Extracted material ->

========================================================================

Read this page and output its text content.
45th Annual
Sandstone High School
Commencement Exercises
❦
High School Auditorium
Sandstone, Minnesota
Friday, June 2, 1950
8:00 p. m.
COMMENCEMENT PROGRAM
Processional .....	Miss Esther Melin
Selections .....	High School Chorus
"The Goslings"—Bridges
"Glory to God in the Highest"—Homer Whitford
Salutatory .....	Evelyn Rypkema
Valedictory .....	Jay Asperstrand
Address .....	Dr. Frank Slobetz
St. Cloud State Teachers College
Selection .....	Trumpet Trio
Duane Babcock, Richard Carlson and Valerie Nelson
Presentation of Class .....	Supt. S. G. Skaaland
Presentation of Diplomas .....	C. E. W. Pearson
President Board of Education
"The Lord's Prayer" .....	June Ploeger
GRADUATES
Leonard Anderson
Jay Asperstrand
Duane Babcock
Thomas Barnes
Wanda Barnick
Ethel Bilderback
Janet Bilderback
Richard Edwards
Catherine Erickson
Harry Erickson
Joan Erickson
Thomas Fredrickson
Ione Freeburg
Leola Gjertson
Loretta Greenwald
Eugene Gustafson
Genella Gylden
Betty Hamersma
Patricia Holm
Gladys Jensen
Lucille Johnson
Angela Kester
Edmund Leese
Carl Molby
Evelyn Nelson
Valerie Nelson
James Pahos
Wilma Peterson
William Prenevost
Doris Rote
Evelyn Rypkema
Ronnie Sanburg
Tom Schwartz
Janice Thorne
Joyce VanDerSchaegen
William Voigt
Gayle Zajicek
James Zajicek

========================================================================

Exercise -> Recite the full listing above exactly.

Written response ->
Read this page and output its text content.
45th Annual
Sandstone High School
Commencement Exercises
❦
High School Auditorium
Sandstone, Minnesota
Friday, June 2, 1950
8:00 p. m.
COMMENCEMENT PROGRAM
Processional .....	Miss Esther Melin
Selections .....	High School Chorus
"The Goslings"—Bridges
"Glory to God in the Highest"—Homer Whitford
Salutatory .....	Evelyn Rypkema
Valedictory .....	Jay Asperstrand
Address .....	Dr. Frank Slobetz
St. Cloud State Teachers College
Selection .....	Trumpet Trio
Duane Babcock, Richard Carlson and Valerie Nelson
Presentation of Class .....	Supt. S. G. Skaaland
Presentation of Diplomas .....	C. E. W. Pearson
President Board of Education
"The Lord's Prayer" .....	June Ploeger
GRADUATES
Leonard Anderson
Jay Asperstrand
Duane Babcock
Thomas Barnes
Wanda Barnick
Ethel Bilderback
Janet Bilderback
Richard Edwards
Catherine Erickson
Harry Erickson
Joan Erickson
Thomas Fredrickson
Ione Freeburg
Leola Gjertson
Loretta Greenwald
Eugene Gustafson
Genella Gylden
Betty Hamersma
Patricia Holm
Gladys Jensen
Lucille Johnson
Angela Kester
Edmund Leese
Carl Molby
Evelyn Nelson
Valerie Nelson
James Pahos
Wilma Peterson
William Prenevost
Doris Rote
Evelyn Rypkema
Ronnie Sanburg
Tom Schwartz
Janice Thorne
Joyce VanDerSchaegen
William Voigt
Gayle Zajicek
James Zajicek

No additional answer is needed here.